*WHAT TO PRODUCE*
All records, exactly as written, minus the pictures: copy them out.
DATA RECORDS Block Start
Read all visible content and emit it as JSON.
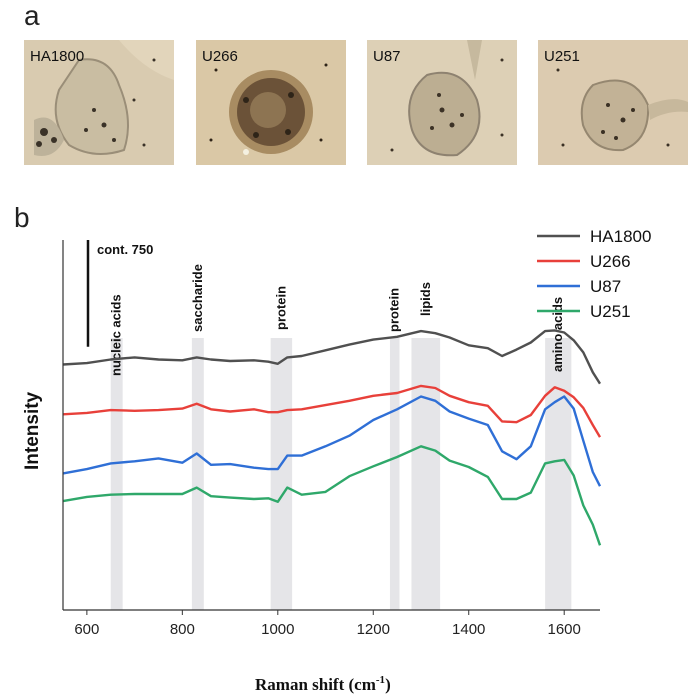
{
  "panel_a": {
    "letter": "a",
    "images": [
      {
        "label": "HA1800",
        "kind": "light-micrograph-cell"
      },
      {
        "label": "U266",
        "kind": "light-micrograph-cell"
      },
      {
        "label": "U87",
        "kind": "light-micrograph-cell"
      },
      {
        "label": "U251",
        "kind": "light-micrograph-cell"
      }
    ]
  },
  "panel_b": {
    "letter": "b"
  },
  "chart_data": {
    "type": "line",
    "xlabel": "Raman shift (cm",
    "xlabel_sup": "-1",
    "xlabel_close": ")",
    "ylabel": "Intensity",
    "xlim": [
      550,
      1675
    ],
    "xticks": [
      600,
      800,
      1000,
      1200,
      1400,
      1600
    ],
    "ylim": [
      0,
      2600
    ],
    "yticks_shown": false,
    "scale_bar": {
      "label": "cont. 750",
      "value": 750
    },
    "band_annotations": [
      {
        "label": "nucleic acids",
        "range": [
          650,
          675
        ]
      },
      {
        "label": "saccharide",
        "range": [
          820,
          845
        ]
      },
      {
        "label": "protein",
        "range": [
          985,
          1030
        ]
      },
      {
        "label": "protein",
        "range": [
          1235,
          1255
        ]
      },
      {
        "label": "lipids",
        "range": [
          1280,
          1340
        ]
      },
      {
        "label": "amino acids",
        "range": [
          1560,
          1615
        ]
      }
    ],
    "legend_position": "top-right",
    "x": [
      550,
      600,
      650,
      700,
      750,
      800,
      830,
      860,
      900,
      950,
      980,
      1000,
      1020,
      1050,
      1100,
      1150,
      1200,
      1250,
      1300,
      1330,
      1360,
      1400,
      1440,
      1470,
      1500,
      1530,
      1560,
      1580,
      1600,
      1620,
      1640,
      1660,
      1675
    ],
    "series": [
      {
        "name": "HA1800",
        "color": "#505050",
        "values": [
          1725,
          1735,
          1760,
          1775,
          1760,
          1755,
          1775,
          1760,
          1750,
          1755,
          1745,
          1730,
          1775,
          1785,
          1825,
          1865,
          1900,
          1920,
          1960,
          1945,
          1915,
          1860,
          1840,
          1785,
          1830,
          1880,
          1960,
          1965,
          1950,
          1895,
          1810,
          1670,
          1590
        ]
      },
      {
        "name": "U266",
        "color": "#e8403a",
        "values": [
          1375,
          1385,
          1405,
          1400,
          1405,
          1415,
          1450,
          1410,
          1395,
          1410,
          1390,
          1390,
          1405,
          1410,
          1440,
          1470,
          1505,
          1525,
          1575,
          1560,
          1505,
          1460,
          1435,
          1325,
          1320,
          1370,
          1505,
          1565,
          1540,
          1495,
          1420,
          1300,
          1215
        ]
      },
      {
        "name": "U87",
        "color": "#2f6fd6",
        "values": [
          960,
          990,
          1030,
          1045,
          1065,
          1035,
          1100,
          1020,
          1025,
          1000,
          990,
          990,
          1085,
          1085,
          1150,
          1225,
          1335,
          1410,
          1500,
          1470,
          1395,
          1345,
          1300,
          1115,
          1060,
          1150,
          1410,
          1460,
          1500,
          1415,
          1190,
          970,
          870
        ]
      },
      {
        "name": "U251",
        "color": "#2fa86a",
        "values": [
          765,
          795,
          810,
          815,
          815,
          815,
          860,
          800,
          790,
          780,
          785,
          760,
          860,
          810,
          830,
          940,
          1010,
          1075,
          1150,
          1120,
          1050,
          1005,
          935,
          780,
          780,
          825,
          1030,
          1045,
          1055,
          945,
          735,
          600,
          455
        ]
      }
    ]
  }
}
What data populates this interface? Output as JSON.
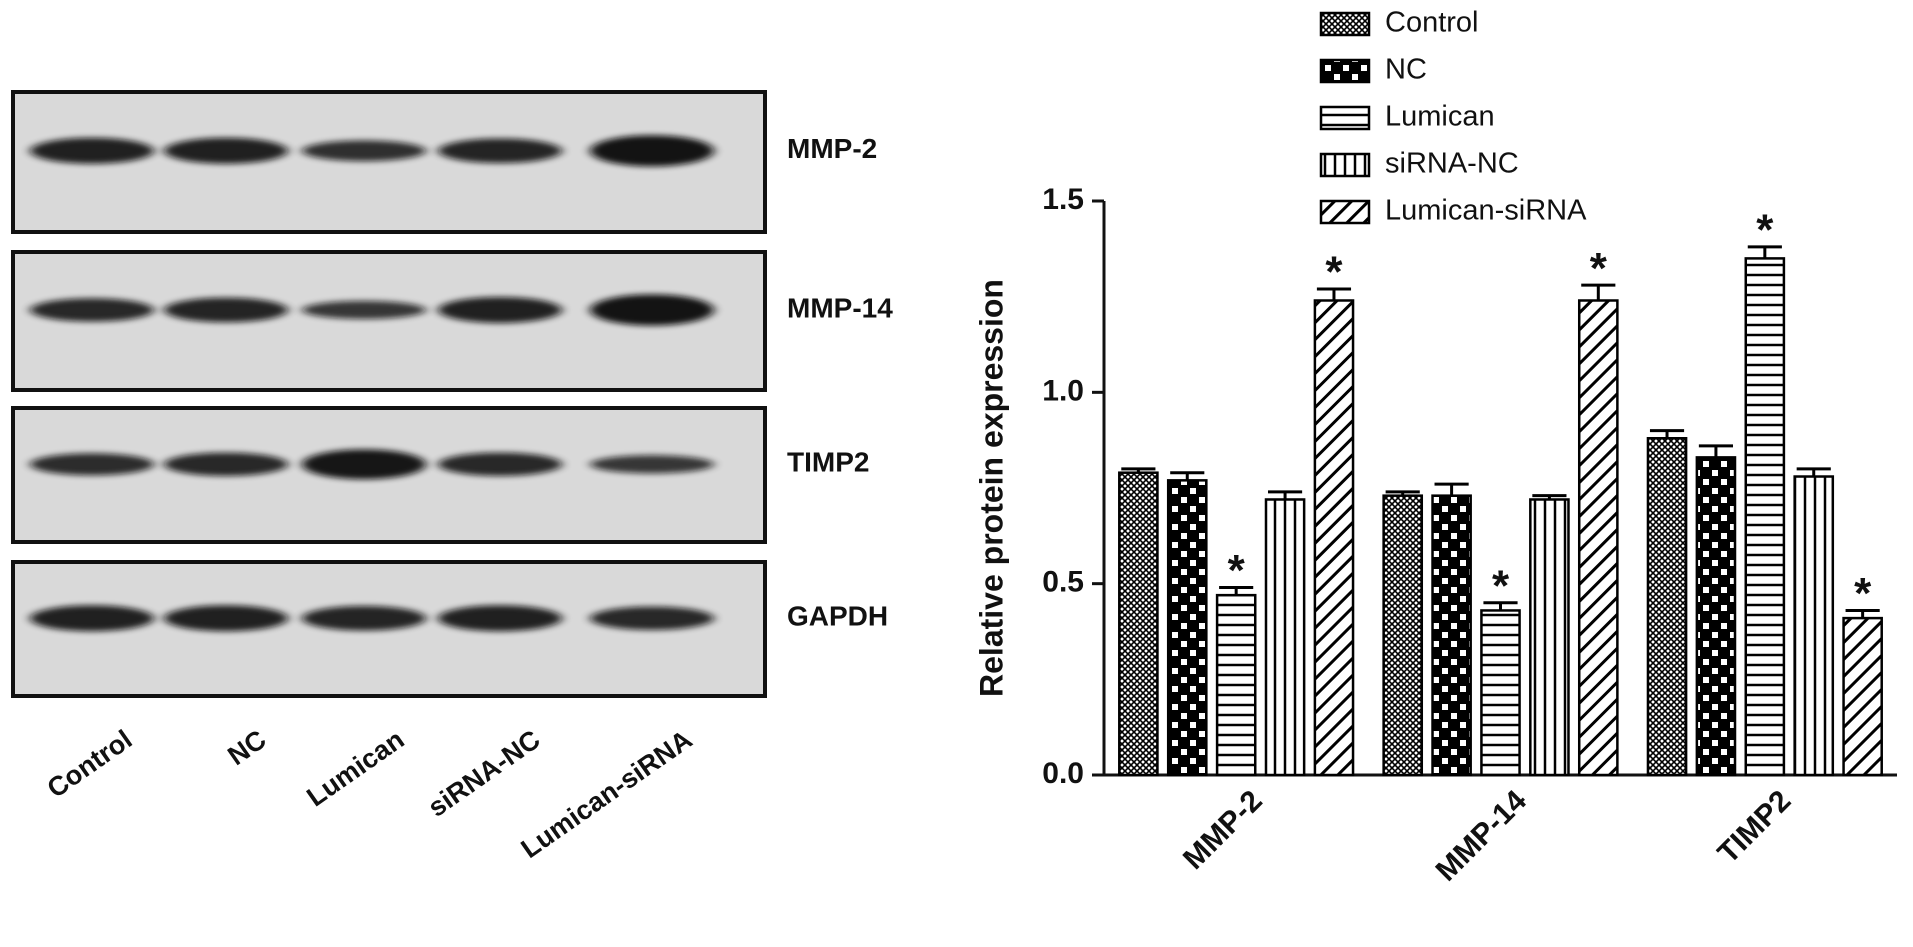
DATA RECORDS Block End
*TASK RESULT*
Read all visible content and emit it as JSON.
{
  "panel_a": {
    "letter": "a",
    "images": [
      {
        "label": "HA1800",
        "kind": "light-micrograph-cell"
      },
      {
        "label": "U266",
        "kind": "light-micrograph-cell"
      },
      {
        "label": "U87",
        "kind": "light-micrograph-cell"
      },
      {
        "label": "U251",
        "kind": "light-micrograph-cell"
      }
    ]
  },
  "panel_b": {
    "letter": "b"
  },
  "chart_data": {
    "type": "line",
    "xlabel": "Raman shift (cm",
    "xlabel_sup": "-1",
    "xlabel_close": ")",
    "ylabel": "Intensity",
    "xlim": [
      550,
      1675
    ],
    "xticks": [
      600,
      800,
      1000,
      1200,
      1400,
      1600
    ],
    "ylim": [
      0,
      2600
    ],
    "yticks_shown": false,
    "scale_bar": {
      "label": "cont. 750",
      "value": 750
    },
    "band_annotations": [
      {
        "label": "nucleic acids",
        "range": [
          650,
          675
        ]
      },
      {
        "label": "saccharide",
        "range": [
          820,
          845
        ]
      },
      {
        "label": "protein",
        "range": [
          985,
          1030
        ]
      },
      {
        "label": "protein",
        "range": [
          1235,
          1255
        ]
      },
      {
        "label": "lipids",
        "range": [
          1280,
          1340
        ]
      },
      {
        "label": "amino acids",
        "range": [
          1560,
          1615
        ]
      }
    ],
    "legend_position": "top-right",
    "x": [
      550,
      600,
      650,
      700,
      750,
      800,
      830,
      860,
      900,
      950,
      980,
      1000,
      1020,
      1050,
      1100,
      1150,
      1200,
      1250,
      1300,
      1330,
      1360,
      1400,
      1440,
      1470,
      1500,
      1530,
      1560,
      1580,
      1600,
      1620,
      1640,
      1660,
      1675
    ],
    "series": [
      {
        "name": "HA1800",
        "color": "#505050",
        "values": [
          1725,
          1735,
          1760,
          1775,
          1760,
          1755,
          1775,
          1760,
          1750,
          1755,
          1745,
          1730,
          1775,
          1785,
          1825,
          1865,
          1900,
          1920,
          1960,
          1945,
          1915,
          1860,
          1840,
          1785,
          1830,
          1880,
          1960,
          1965,
          1950,
          1895,
          1810,
          1670,
          1590
        ]
      },
      {
        "name": "U266",
        "color": "#e8403a",
        "values": [
          1375,
          1385,
          1405,
          1400,
          1405,
          1415,
          1450,
          1410,
          1395,
          1410,
          1390,
          1390,
          1405,
          1410,
          1440,
          1470,
          1505,
          1525,
          1575,
          1560,
          1505,
          1460,
          1435,
          1325,
          1320,
          1370,
          1505,
          1565,
          1540,
          1495,
          1420,
          1300,
          1215
        ]
      },
      {
        "name": "U87",
        "color": "#2f6fd6",
        "values": [
          960,
          990,
          1030,
          1045,
          1065,
          1035,
          1100,
          1020,
          1025,
          1000,
          990,
          990,
          1085,
          1085,
          1150,
          1225,
          1335,
          1410,
          1500,
          1470,
          1395,
          1345,
          1300,
          1115,
          1060,
          1150,
          1410,
          1460,
          1500,
          1415,
          1190,
          970,
          870
        ]
      },
      {
        "name": "U251",
        "color": "#2fa86a",
        "values": [
          765,
          795,
          810,
          815,
          815,
          815,
          860,
          800,
          790,
          780,
          785,
          760,
          860,
          810,
          830,
          940,
          1010,
          1075,
          1150,
          1120,
          1050,
          1005,
          935,
          780,
          780,
          825,
          1030,
          1045,
          1055,
          945,
          735,
          600,
          455
        ]
      }
    ]
  }
}
What data populates this interface? Output as JSON.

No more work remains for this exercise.